◆ Your objective
Extract each line of the data below exactly as written.
-- START OF Record excerpts --
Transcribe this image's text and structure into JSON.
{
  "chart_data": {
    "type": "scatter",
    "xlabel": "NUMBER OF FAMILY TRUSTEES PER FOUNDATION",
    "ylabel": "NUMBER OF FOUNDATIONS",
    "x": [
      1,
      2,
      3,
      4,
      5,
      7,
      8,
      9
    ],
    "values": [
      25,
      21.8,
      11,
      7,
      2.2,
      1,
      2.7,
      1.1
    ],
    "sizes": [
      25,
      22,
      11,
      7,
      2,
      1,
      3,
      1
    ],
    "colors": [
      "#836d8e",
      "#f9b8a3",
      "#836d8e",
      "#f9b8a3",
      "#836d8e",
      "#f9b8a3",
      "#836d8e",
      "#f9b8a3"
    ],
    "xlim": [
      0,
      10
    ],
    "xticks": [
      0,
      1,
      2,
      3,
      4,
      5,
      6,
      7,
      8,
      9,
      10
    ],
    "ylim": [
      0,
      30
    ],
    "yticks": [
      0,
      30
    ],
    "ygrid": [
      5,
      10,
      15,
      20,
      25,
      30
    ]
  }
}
-- END OF Record excerpts --
◆ The solution
Transcribe this image's text and structure into JSON.
{
  "chart_data": {
    "type": "scatter",
    "xlabel": "NUMBER OF FAMILY TRUSTEES PER FOUNDATION",
    "ylabel": "NUMBER OF FOUNDATIONS",
    "x": [
      1,
      2,
      3,
      4,
      5,
      7,
      8,
      9
    ],
    "values": [
      25,
      21.8,
      11,
      7,
      2.2,
      1,
      2.7,
      1.1
    ],
    "sizes": [
      25,
      22,
      11,
      7,
      2,
      1,
      3,
      1
    ],
    "colors": [
      "#836d8e",
      "#f9b8a3",
      "#836d8e",
      "#f9b8a3",
      "#836d8e",
      "#f9b8a3",
      "#836d8e",
      "#f9b8a3"
    ],
    "xlim": [
      0,
      10
    ],
    "xticks": [
      0,
      1,
      2,
      3,
      4,
      5,
      6,
      7,
      8,
      9,
      10
    ],
    "ylim": [
      0,
      30
    ],
    "yticks": [
      0,
      30
    ],
    "ygrid": [
      5,
      10,
      15,
      20,
      25,
      30
    ]
  }
}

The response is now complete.